:: Stated problem ::
Copy the items word for word, from the line containing "Patent image size: (1058, 492)." through the end of the items.

:: Task inputs ::
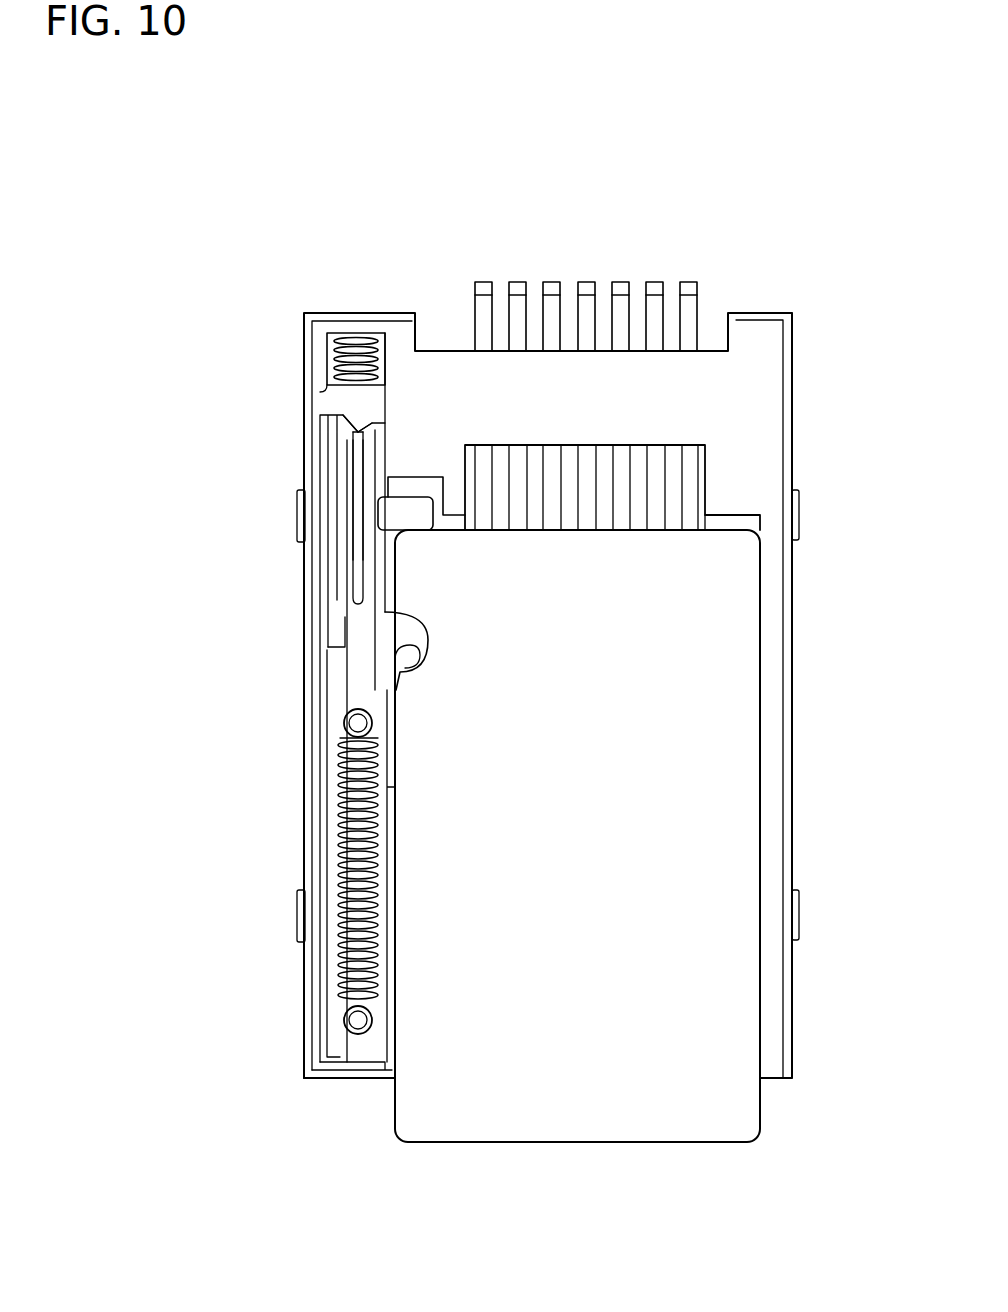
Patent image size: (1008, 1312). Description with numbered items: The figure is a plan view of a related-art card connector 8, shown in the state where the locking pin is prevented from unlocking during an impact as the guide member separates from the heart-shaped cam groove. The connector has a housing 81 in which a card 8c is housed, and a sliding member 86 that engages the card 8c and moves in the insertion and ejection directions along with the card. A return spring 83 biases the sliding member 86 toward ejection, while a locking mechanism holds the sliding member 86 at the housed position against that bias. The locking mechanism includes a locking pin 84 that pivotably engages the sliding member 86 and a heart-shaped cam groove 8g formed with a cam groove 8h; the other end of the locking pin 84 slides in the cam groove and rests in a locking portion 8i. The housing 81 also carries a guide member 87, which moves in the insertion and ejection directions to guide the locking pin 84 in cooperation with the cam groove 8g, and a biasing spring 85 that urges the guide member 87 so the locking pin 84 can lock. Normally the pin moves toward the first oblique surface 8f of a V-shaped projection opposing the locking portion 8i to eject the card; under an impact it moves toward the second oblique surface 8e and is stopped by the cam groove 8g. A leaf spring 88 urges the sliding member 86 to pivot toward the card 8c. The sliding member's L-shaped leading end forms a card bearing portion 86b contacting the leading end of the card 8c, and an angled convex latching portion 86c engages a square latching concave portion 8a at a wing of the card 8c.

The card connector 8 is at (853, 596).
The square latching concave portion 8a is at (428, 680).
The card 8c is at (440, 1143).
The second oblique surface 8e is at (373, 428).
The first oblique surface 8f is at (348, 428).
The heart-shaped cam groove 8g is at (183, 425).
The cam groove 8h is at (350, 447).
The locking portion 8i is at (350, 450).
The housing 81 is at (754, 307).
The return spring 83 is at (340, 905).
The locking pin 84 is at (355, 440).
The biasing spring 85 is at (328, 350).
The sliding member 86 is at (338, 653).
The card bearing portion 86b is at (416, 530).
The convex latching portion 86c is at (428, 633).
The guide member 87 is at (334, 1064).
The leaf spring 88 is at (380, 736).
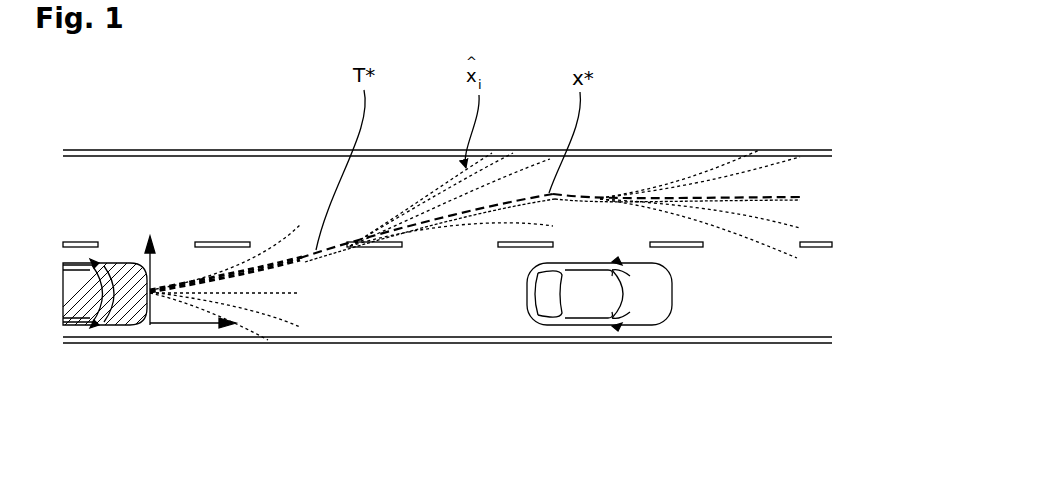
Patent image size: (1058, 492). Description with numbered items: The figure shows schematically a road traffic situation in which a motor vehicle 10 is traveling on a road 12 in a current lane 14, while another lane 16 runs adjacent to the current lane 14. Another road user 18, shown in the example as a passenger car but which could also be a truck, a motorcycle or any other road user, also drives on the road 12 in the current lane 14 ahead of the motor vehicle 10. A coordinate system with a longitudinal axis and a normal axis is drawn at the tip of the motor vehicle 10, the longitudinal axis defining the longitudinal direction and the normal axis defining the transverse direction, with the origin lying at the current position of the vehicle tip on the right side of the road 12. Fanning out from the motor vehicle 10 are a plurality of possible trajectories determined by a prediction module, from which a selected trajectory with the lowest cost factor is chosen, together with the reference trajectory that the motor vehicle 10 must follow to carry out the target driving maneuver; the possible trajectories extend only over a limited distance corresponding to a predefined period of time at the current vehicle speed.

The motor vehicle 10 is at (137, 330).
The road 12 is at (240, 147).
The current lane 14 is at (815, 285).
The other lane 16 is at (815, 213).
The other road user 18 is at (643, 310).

:: Reply ::
Patent image size: (1058, 492). Description with numbered items: The figure shows schematically a road traffic situation in which a motor vehicle 10 is traveling on a road 12 in a current lane 14, while another lane 16 runs adjacent to the current lane 14. Another road user 18, shown in the example as a passenger car but which could also be a truck, a motorcycle or any other road user, also drives on the road 12 in the current lane 14 ahead of the motor vehicle 10. A coordinate system with a longitudinal axis and a normal axis is drawn at the tip of the motor vehicle 10, the longitudinal axis defining the longitudinal direction and the normal axis defining the transverse direction, with the origin lying at the current position of the vehicle tip on the right side of the road 12. Fanning out from the motor vehicle 10 are a plurality of possible trajectories determined by a prediction module, from which a selected trajectory with the lowest cost factor is chosen, together with the reference trajectory that the motor vehicle 10 must follow to carry out the target driving maneuver; the possible trajectories extend only over a limited distance corresponding to a predefined period of time at the current vehicle speed.

The motor vehicle 10 is at (137, 330).
The road 12 is at (240, 147).
The current lane 14 is at (815, 285).
The other lane 16 is at (815, 213).
The other road user 18 is at (643, 310).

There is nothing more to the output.